━━━ DATASET EXCERPTS

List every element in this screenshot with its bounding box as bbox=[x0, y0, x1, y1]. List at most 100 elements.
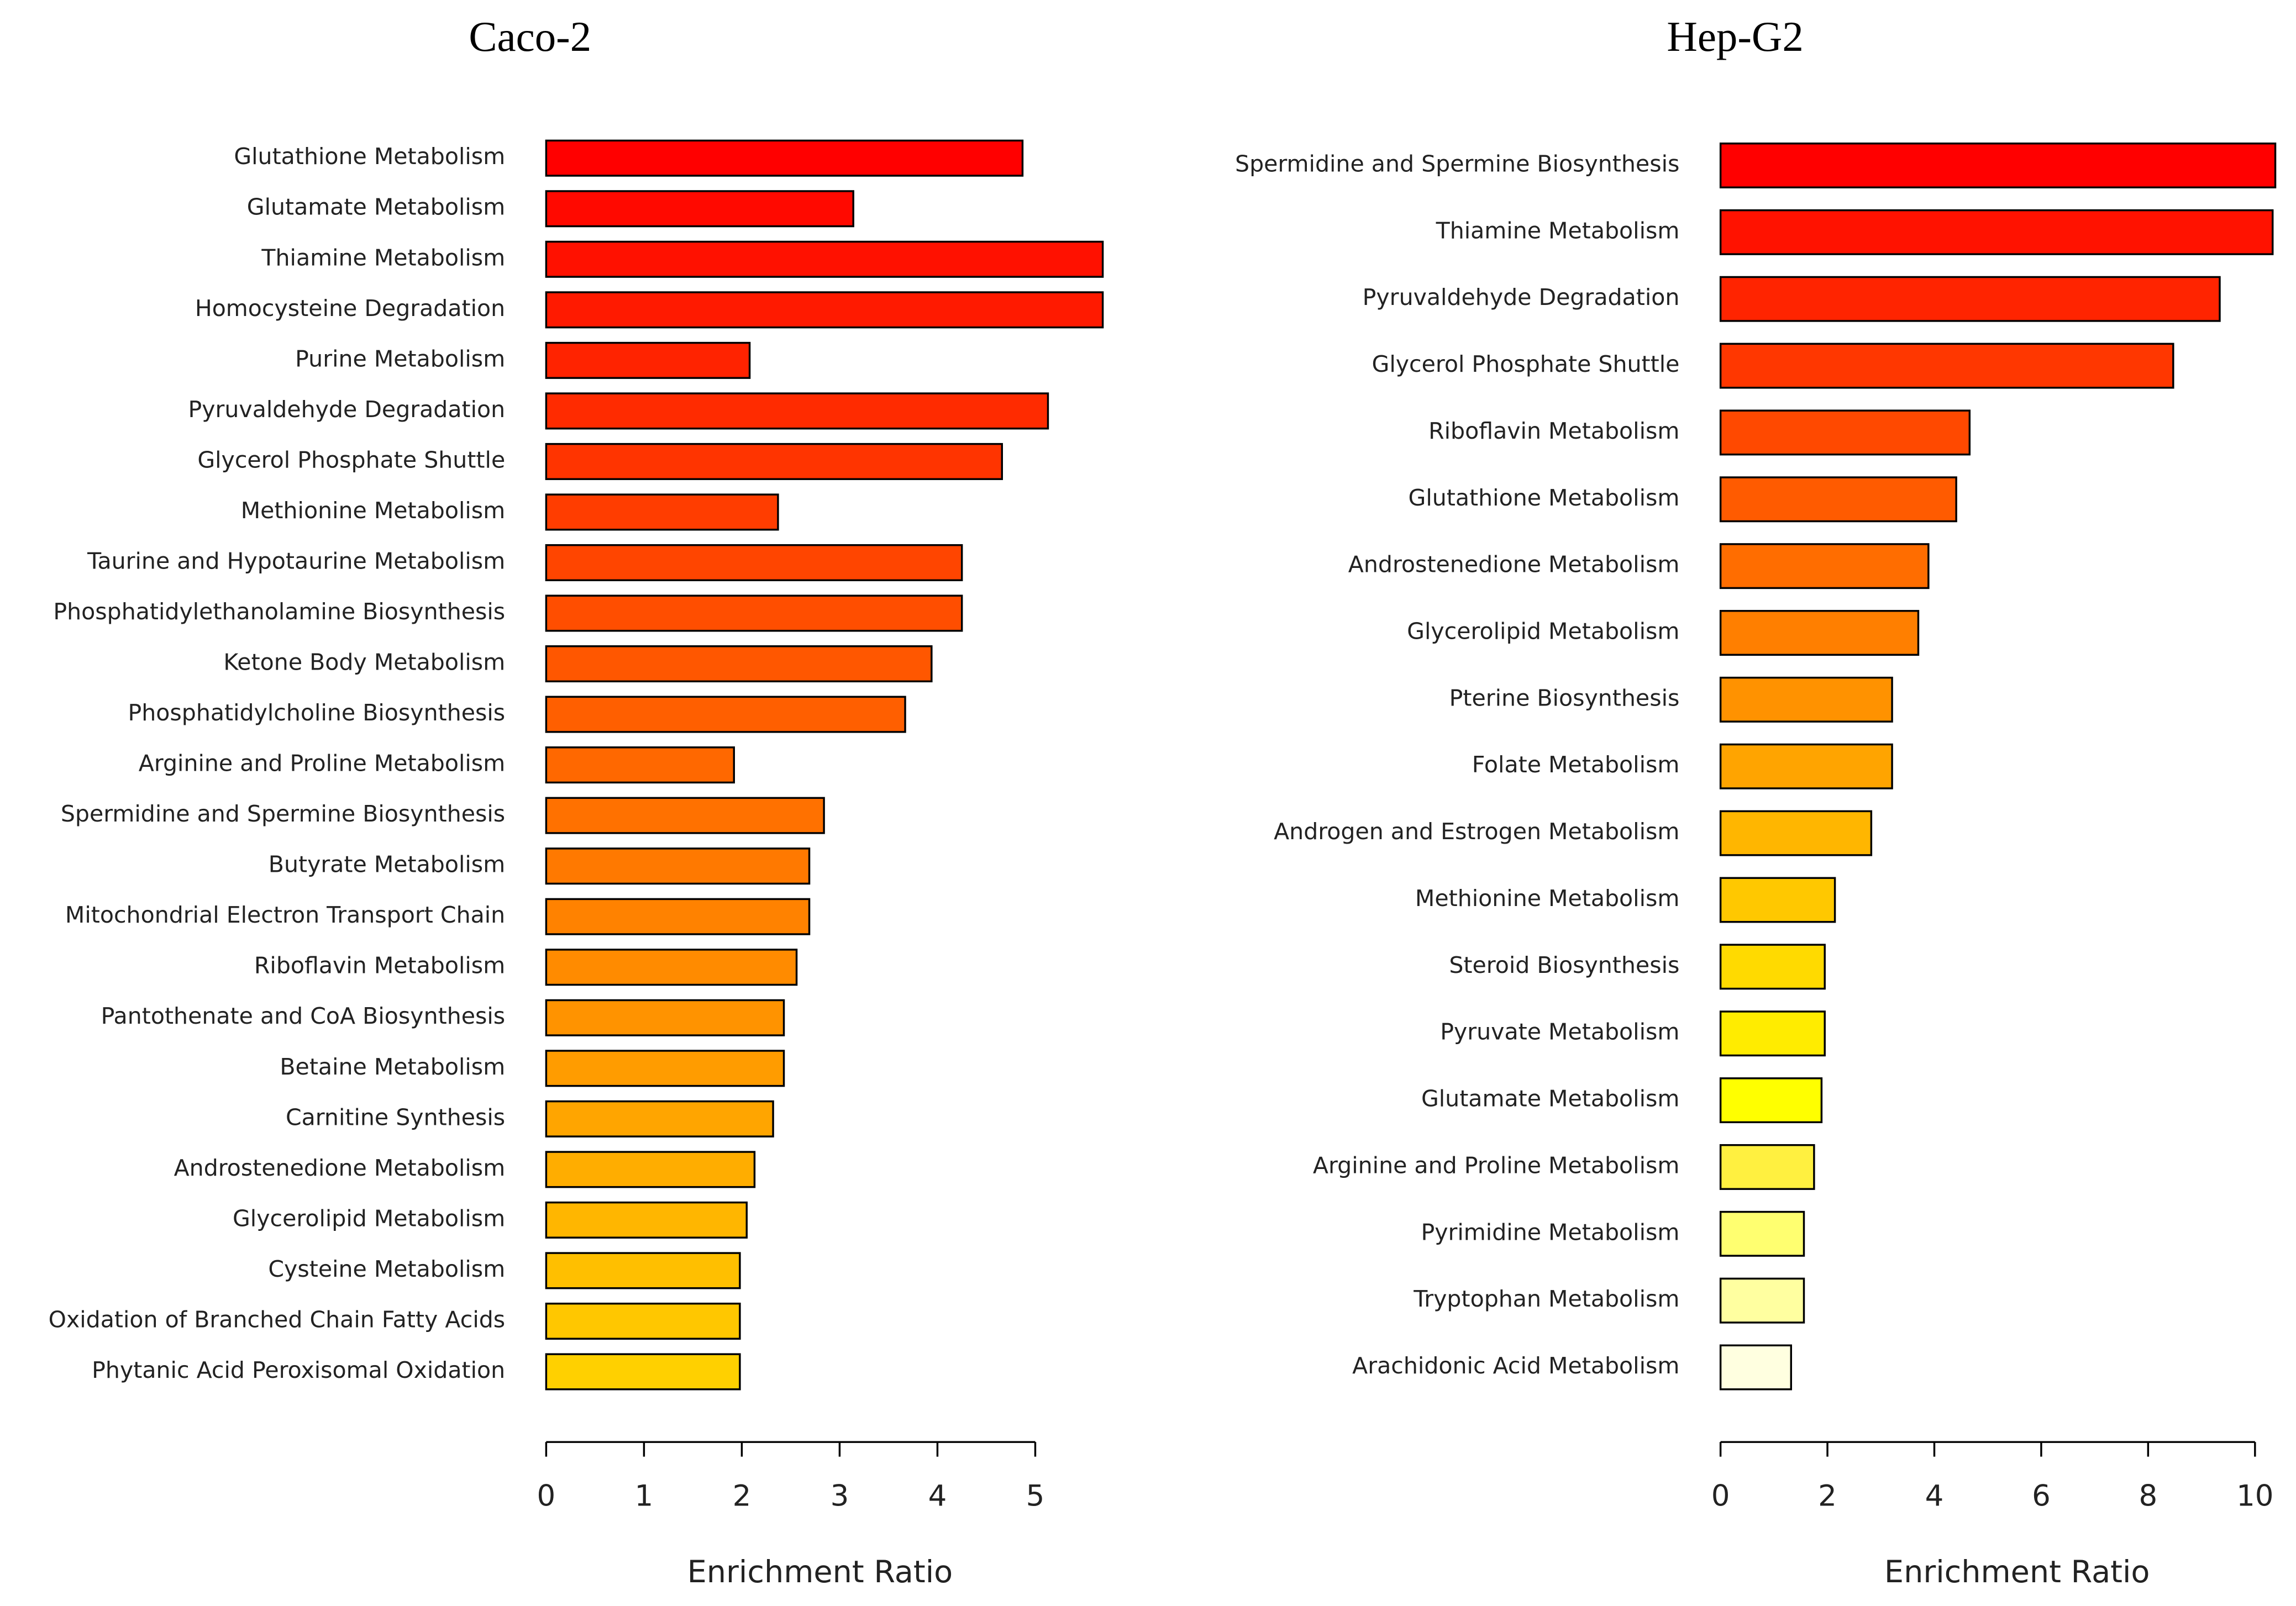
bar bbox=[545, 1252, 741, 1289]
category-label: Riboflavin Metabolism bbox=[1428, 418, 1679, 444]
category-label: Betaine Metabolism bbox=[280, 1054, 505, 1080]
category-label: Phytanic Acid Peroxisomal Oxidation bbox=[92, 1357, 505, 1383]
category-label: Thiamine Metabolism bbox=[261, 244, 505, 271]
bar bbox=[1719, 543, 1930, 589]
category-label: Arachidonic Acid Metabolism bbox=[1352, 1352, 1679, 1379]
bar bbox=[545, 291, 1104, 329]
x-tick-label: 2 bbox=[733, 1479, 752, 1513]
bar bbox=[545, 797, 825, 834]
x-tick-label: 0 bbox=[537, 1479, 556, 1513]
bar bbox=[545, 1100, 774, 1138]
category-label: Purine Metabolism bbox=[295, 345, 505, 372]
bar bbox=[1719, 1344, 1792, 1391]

━━━━━━

> WHAT YOU WILL DO: Lay out every line of the items above as a Markdown table with the columns Row and Line, numbering each row and skipping blank lines. Leave the pictures out of the answer.

> RESPONSE TO THIS EXERCISE:
| Row | Line |
|---|---|
| 1 | List every element in this screenshot with its bounding box as bbox=[x0, y0, x1, y1]. List at most 100 elements. |
| 2 | bar bbox=[545, 1252, 741, 1289] |
| 3 | category-label: Riboflavin Metabolism bbox=[1428, 418, 1679, 444] |
| 4 | category-label: Betaine Metabolism bbox=[280, 1054, 505, 1080] |
| 5 | category-label: Phytanic Acid Peroxisomal Oxidation bbox=[92, 1357, 505, 1383] |
| 6 | category-label: Thiamine Metabolism bbox=[261, 244, 505, 271] |
| 7 | bar bbox=[1719, 543, 1930, 589] |
| 8 | category-label: Arachidonic Acid Metabolism bbox=[1352, 1352, 1679, 1379] |
| 9 | bar bbox=[545, 291, 1104, 329] |
| 10 | x-tick-label: 2 bbox=[733, 1479, 752, 1513] |
| 11 | bar bbox=[545, 797, 825, 834] |
| 12 | x-tick-label: 0 bbox=[537, 1479, 556, 1513] |
| 13 | bar bbox=[545, 1100, 774, 1138] |
| 14 | category-label: Purine Metabolism bbox=[295, 345, 505, 372] |
| 15 | bar bbox=[1719, 1344, 1792, 1391] |